Source records:
********************

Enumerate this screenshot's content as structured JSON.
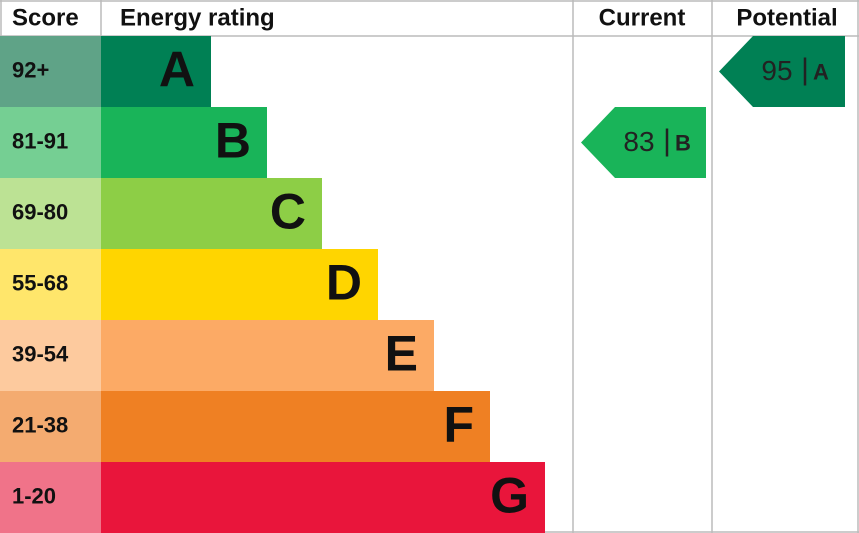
{
  "header": {
    "score": "Score",
    "rating": "Energy rating",
    "current": "Current",
    "potential": "Potential"
  },
  "bands": [
    {
      "score": "92+",
      "letter": "A",
      "color": "#008054",
      "score_color": "#5fa387"
    },
    {
      "score": "81-91",
      "letter": "B",
      "color": "#19b459",
      "score_color": "#75cf93"
    },
    {
      "score": "69-80",
      "letter": "C",
      "color": "#8dce46",
      "score_color": "#bce294"
    },
    {
      "score": "55-68",
      "letter": "D",
      "color": "#ffd500",
      "score_color": "#ffe66b"
    },
    {
      "score": "39-54",
      "letter": "E",
      "color": "#fcaa65",
      "score_color": "#fdca9e"
    },
    {
      "score": "21-38",
      "letter": "F",
      "color": "#ef8023",
      "score_color": "#f4ab70"
    },
    {
      "score": "1-20",
      "letter": "G",
      "color": "#e9153b",
      "score_color": "#f07389"
    }
  ],
  "current": {
    "value": 83,
    "letter": "B"
  },
  "potential": {
    "value": 95,
    "letter": "A"
  }
}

********************

**Written problem:**
Reproduce the records verbatim, omitting all images they contain.

**Result for this exercise:**
Enumerate this screenshot's content as structured JSON.
{
  "header": {
    "score": "Score",
    "rating": "Energy rating",
    "current": "Current",
    "potential": "Potential"
  },
  "bands": [
    {
      "score": "92+",
      "letter": "A",
      "color": "#008054",
      "score_color": "#5fa387"
    },
    {
      "score": "81-91",
      "letter": "B",
      "color": "#19b459",
      "score_color": "#75cf93"
    },
    {
      "score": "69-80",
      "letter": "C",
      "color": "#8dce46",
      "score_color": "#bce294"
    },
    {
      "score": "55-68",
      "letter": "D",
      "color": "#ffd500",
      "score_color": "#ffe66b"
    },
    {
      "score": "39-54",
      "letter": "E",
      "color": "#fcaa65",
      "score_color": "#fdca9e"
    },
    {
      "score": "21-38",
      "letter": "F",
      "color": "#ef8023",
      "score_color": "#f4ab70"
    },
    {
      "score": "1-20",
      "letter": "G",
      "color": "#e9153b",
      "score_color": "#f07389"
    }
  ],
  "current": {
    "value": 83,
    "letter": "B"
  },
  "potential": {
    "value": 95,
    "letter": "A"
  }
}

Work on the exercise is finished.